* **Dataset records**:
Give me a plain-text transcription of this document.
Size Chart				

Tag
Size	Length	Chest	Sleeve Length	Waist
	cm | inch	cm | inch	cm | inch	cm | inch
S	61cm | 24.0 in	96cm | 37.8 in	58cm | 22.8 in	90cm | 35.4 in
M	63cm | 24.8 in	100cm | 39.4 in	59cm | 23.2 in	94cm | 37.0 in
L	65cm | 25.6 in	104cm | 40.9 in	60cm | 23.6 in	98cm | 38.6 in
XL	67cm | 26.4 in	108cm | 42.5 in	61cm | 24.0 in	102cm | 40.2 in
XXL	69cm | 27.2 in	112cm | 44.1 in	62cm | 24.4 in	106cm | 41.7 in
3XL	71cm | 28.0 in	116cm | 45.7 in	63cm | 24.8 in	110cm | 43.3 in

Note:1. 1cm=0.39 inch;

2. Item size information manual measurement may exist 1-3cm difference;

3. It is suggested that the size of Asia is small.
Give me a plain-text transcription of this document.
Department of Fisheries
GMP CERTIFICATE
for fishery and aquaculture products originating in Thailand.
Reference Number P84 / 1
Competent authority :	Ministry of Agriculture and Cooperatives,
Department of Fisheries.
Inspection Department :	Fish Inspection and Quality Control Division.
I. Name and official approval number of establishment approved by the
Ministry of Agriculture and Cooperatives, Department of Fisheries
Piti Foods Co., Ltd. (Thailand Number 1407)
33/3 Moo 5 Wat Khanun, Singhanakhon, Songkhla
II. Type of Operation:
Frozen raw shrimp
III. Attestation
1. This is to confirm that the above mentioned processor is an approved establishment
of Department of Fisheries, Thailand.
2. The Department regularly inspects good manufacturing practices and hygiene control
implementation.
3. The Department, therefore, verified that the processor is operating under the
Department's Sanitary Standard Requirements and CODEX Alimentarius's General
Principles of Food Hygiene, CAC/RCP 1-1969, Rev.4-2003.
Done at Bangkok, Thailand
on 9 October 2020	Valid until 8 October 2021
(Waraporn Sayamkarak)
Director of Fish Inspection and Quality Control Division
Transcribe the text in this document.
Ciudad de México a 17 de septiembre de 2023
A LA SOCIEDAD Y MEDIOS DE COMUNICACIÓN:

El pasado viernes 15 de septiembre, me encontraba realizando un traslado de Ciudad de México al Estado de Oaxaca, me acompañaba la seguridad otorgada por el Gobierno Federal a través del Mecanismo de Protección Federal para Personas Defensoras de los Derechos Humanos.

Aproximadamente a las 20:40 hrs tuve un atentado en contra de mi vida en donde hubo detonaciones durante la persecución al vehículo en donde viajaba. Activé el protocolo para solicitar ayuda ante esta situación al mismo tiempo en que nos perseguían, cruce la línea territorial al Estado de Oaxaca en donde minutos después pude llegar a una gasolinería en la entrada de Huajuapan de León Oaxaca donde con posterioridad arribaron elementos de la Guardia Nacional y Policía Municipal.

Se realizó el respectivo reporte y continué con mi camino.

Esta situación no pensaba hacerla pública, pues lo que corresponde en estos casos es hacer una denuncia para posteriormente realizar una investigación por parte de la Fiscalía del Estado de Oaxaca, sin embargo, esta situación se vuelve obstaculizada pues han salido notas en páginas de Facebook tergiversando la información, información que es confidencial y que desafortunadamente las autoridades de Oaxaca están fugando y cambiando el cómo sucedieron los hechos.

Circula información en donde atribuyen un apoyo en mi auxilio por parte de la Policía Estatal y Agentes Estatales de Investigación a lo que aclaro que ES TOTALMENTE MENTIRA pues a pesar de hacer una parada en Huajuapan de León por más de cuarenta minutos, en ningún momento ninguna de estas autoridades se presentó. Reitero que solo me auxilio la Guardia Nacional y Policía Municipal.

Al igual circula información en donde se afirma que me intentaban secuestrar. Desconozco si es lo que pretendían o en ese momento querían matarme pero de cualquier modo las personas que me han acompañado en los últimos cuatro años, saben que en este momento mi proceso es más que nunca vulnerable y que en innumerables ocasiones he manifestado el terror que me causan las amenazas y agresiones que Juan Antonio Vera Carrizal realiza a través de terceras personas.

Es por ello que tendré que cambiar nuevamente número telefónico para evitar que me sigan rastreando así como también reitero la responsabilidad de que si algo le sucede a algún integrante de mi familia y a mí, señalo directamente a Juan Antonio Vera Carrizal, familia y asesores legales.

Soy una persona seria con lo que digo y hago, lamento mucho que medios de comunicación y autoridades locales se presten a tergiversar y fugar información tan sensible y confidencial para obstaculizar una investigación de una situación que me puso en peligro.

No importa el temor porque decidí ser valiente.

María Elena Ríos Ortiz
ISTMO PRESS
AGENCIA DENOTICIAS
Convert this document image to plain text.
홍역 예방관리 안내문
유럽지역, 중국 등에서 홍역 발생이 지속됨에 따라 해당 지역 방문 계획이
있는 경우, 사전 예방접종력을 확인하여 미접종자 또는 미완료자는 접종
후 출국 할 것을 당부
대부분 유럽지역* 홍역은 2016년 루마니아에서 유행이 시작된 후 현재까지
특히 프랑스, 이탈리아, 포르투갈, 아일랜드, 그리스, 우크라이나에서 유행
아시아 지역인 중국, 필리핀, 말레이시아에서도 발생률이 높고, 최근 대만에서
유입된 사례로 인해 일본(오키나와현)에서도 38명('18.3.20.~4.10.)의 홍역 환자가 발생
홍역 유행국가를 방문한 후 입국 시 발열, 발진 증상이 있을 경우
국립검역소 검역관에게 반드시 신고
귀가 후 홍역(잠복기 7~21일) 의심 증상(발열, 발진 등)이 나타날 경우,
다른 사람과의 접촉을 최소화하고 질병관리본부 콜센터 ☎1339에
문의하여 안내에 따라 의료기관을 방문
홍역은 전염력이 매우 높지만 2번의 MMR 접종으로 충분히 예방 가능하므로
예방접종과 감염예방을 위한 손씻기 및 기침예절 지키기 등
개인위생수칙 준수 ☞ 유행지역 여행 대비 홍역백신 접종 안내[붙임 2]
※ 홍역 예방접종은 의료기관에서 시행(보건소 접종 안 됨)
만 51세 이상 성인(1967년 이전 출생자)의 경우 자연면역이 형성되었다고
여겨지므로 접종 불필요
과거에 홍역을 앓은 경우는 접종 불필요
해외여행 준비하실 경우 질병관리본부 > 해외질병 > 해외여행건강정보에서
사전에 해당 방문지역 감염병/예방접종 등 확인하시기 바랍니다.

* **REQUIREMENTS**:
How many of the lines above contain the string "inch"? Give the number only.

* **TASK RESPONSE**:
2